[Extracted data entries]
-- START --

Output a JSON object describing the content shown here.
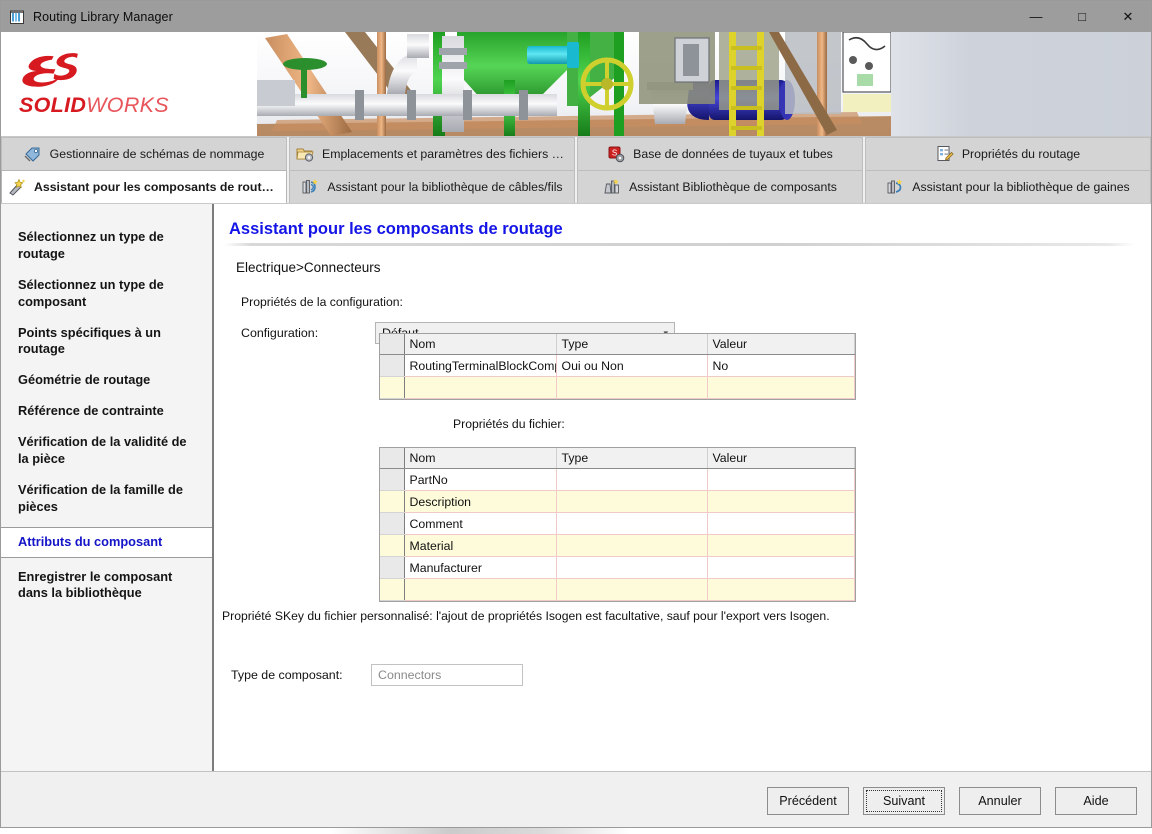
{
  "window": {
    "title": "Routing Library Manager",
    "icon": "routing-library-icon",
    "controls": {
      "minimize": "—",
      "maximize": "□",
      "close": "✕"
    }
  },
  "banner": {
    "logo_mark": "ds-logo",
    "brand_bold": "SOLID",
    "brand_light": "WORKS",
    "artwork": "piping-assembly-render"
  },
  "tabs": {
    "row1": [
      {
        "label": "Gestionnaire de schémas de nommage",
        "icon": "naming-scheme-icon",
        "active": false
      },
      {
        "label": "Emplacements et paramètres des fichiers de routage",
        "icon": "file-locations-icon",
        "active": false
      },
      {
        "label": "Base de données de tuyaux et tubes",
        "icon": "pipe-database-icon",
        "active": false
      },
      {
        "label": "Propriétés du routage",
        "icon": "routing-properties-icon",
        "active": false
      }
    ],
    "row2": [
      {
        "label": "Assistant pour les composants de routage",
        "icon": "component-wizard-icon",
        "active": true
      },
      {
        "label": "Assistant pour la bibliothèque de câbles/fils",
        "icon": "cable-library-icon",
        "active": false
      },
      {
        "label": "Assistant Bibliothèque de composants",
        "icon": "component-library-icon",
        "active": false
      },
      {
        "label": "Assistant pour la bibliothèque de gaines",
        "icon": "conduit-library-icon",
        "active": false
      }
    ]
  },
  "sidebar": {
    "items": [
      {
        "label": "Sélectionnez un type de routage",
        "active": false
      },
      {
        "label": "Sélectionnez un type de composant",
        "active": false
      },
      {
        "label": "Points spécifiques à un routage",
        "active": false
      },
      {
        "label": "Géométrie de routage",
        "active": false
      },
      {
        "label": "Référence de contrainte",
        "active": false
      },
      {
        "label": "Vérification de la validité de la pièce",
        "active": false
      },
      {
        "label": "Vérification de la famille de pièces",
        "active": false
      },
      {
        "label": "Attributs du composant",
        "active": true
      },
      {
        "label": "Enregistrer le composant dans la bibliothèque",
        "active": false
      }
    ]
  },
  "content": {
    "page_title": "Assistant pour les composants de routage",
    "breadcrumb": "Electrique>Connecteurs",
    "config_section_label": "Propriétés de la configuration:",
    "configuration_label": "Configuration:",
    "configuration_value": "Défaut",
    "file_section_label": "Propriétés du fichier:",
    "skey_note": "Propriété SKey du fichier personnalisé:  l'ajout de propriétés Isogen est facultative, sauf pour l'export vers Isogen.",
    "component_type_label": "Type de composant:",
    "component_type_value": "Connectors"
  },
  "config_table": {
    "columns": [
      "Nom",
      "Type",
      "Valeur"
    ],
    "rows": [
      {
        "cells": [
          "RoutingTerminalBlockComp",
          "Oui ou Non",
          "No"
        ],
        "alt": false
      },
      {
        "cells": [
          "",
          "",
          ""
        ],
        "alt": true
      }
    ]
  },
  "file_table": {
    "columns": [
      "Nom",
      "Type",
      "Valeur"
    ],
    "rows": [
      {
        "cells": [
          "PartNo",
          "",
          ""
        ],
        "alt": false
      },
      {
        "cells": [
          "Description",
          "",
          ""
        ],
        "alt": true
      },
      {
        "cells": [
          "Comment",
          "",
          ""
        ],
        "alt": false
      },
      {
        "cells": [
          "Material",
          "",
          ""
        ],
        "alt": true
      },
      {
        "cells": [
          "Manufacturer",
          "",
          ""
        ],
        "alt": false
      },
      {
        "cells": [
          "",
          "",
          ""
        ],
        "alt": true
      }
    ]
  },
  "footer": {
    "buttons": [
      {
        "label": "Précédent",
        "focused": false
      },
      {
        "label": "Suivant",
        "focused": true
      },
      {
        "label": "Annuler",
        "focused": false
      },
      {
        "label": "Aide",
        "focused": false
      }
    ]
  },
  "colors": {
    "accent_blue": "#1414e6",
    "brand_red": "#d71920",
    "alt_row": "#fdfbd9",
    "titlebar": "#9d9d9d"
  }
}
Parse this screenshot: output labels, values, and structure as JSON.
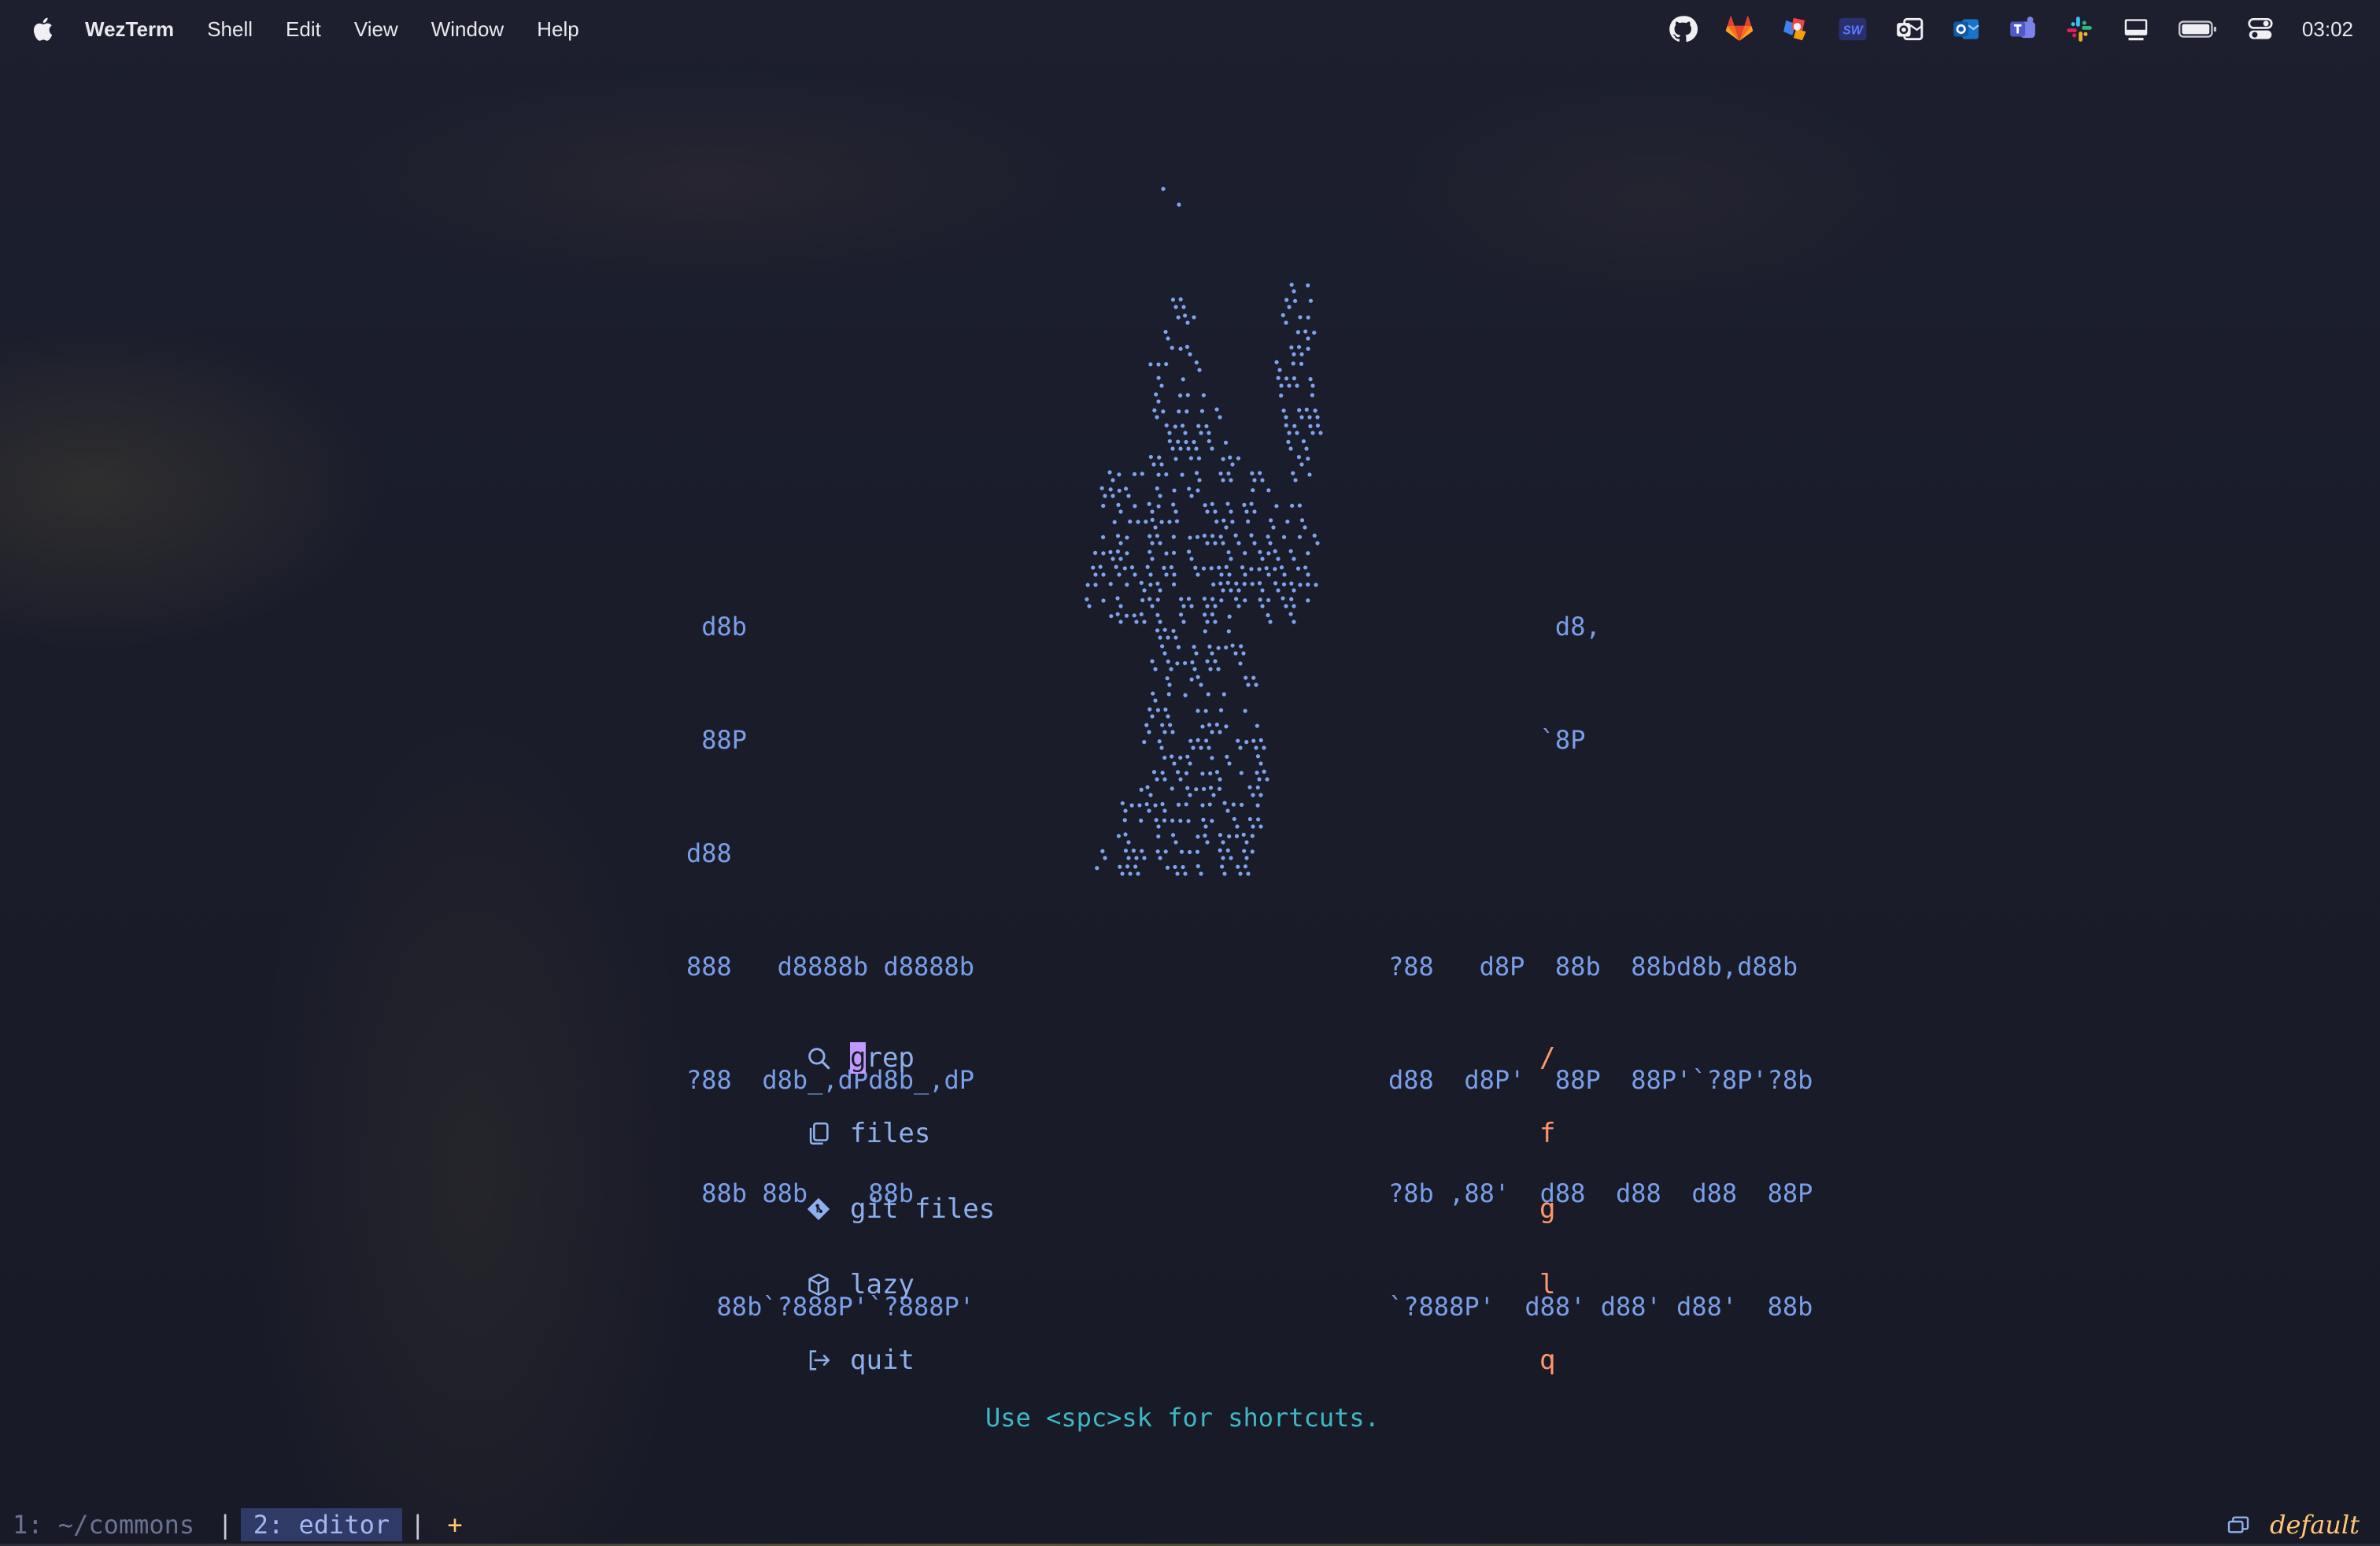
{
  "menubar": {
    "app_name": "WezTerm",
    "items": [
      "Shell",
      "Edit",
      "View",
      "Window",
      "Help"
    ],
    "tray_icons": [
      "github-icon",
      "gitlab-icon",
      "stage-manager-icon",
      "sw-icon",
      "outlook-classic-icon",
      "outlook-icon",
      "teams-icon",
      "slack-icon",
      "display-icon",
      "battery-icon",
      "control-center-icon"
    ],
    "sw_label": "SW",
    "clock": "03:02"
  },
  "banner": {
    "left": [
      " d8b",
      " 88P",
      "d88",
      "888   d8888b d8888b",
      "?88  d8b_,dPd8b_,dP",
      " 88b 88b    88b",
      "  88b`?888P'`?888P'"
    ],
    "right": [
      "           d8,",
      "          `8P",
      "",
      "?88   d8P  88b  88bd8b,d88b",
      "d88  d8P'  88P  88P'`?8P'?8b",
      "?8b ,88'  d88  d88  d88  88P",
      "`?888P'  d88' d88' d88'  88b"
    ]
  },
  "dashboard": {
    "items": [
      {
        "icon": "search-icon",
        "label_rest": "rep",
        "label_first": "g",
        "key": "/"
      },
      {
        "icon": "files-icon",
        "label": "files",
        "key": "f"
      },
      {
        "icon": "git-icon",
        "label": "git files",
        "key": "g"
      },
      {
        "icon": "package-icon",
        "label": "lazy",
        "key": "l"
      },
      {
        "icon": "exit-icon",
        "label": "quit",
        "key": "q"
      }
    ],
    "footer": "Use <spc>sk for shortcuts."
  },
  "tabbar": {
    "tabs": [
      {
        "label": "1: ~/commons ",
        "active": false
      },
      {
        "label": "2: editor",
        "active": true
      }
    ],
    "add_label": "+",
    "workspace": "default"
  },
  "colors": {
    "accent_blue": "#7a9ee8",
    "key_orange": "#ff966c",
    "cursor_purple": "#c099ff",
    "footer_cyan": "#3fb8c6",
    "workspace_yellow": "#ffc777"
  }
}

-- END --

Goal | Pull out the lines above in which the word "composants" appears.

Reply |
        "label": "Assistant pour les composants de routage",
        "label": "Assistant Bibliothèque de composants",
    "page_title": "Assistant pour les composants de routage",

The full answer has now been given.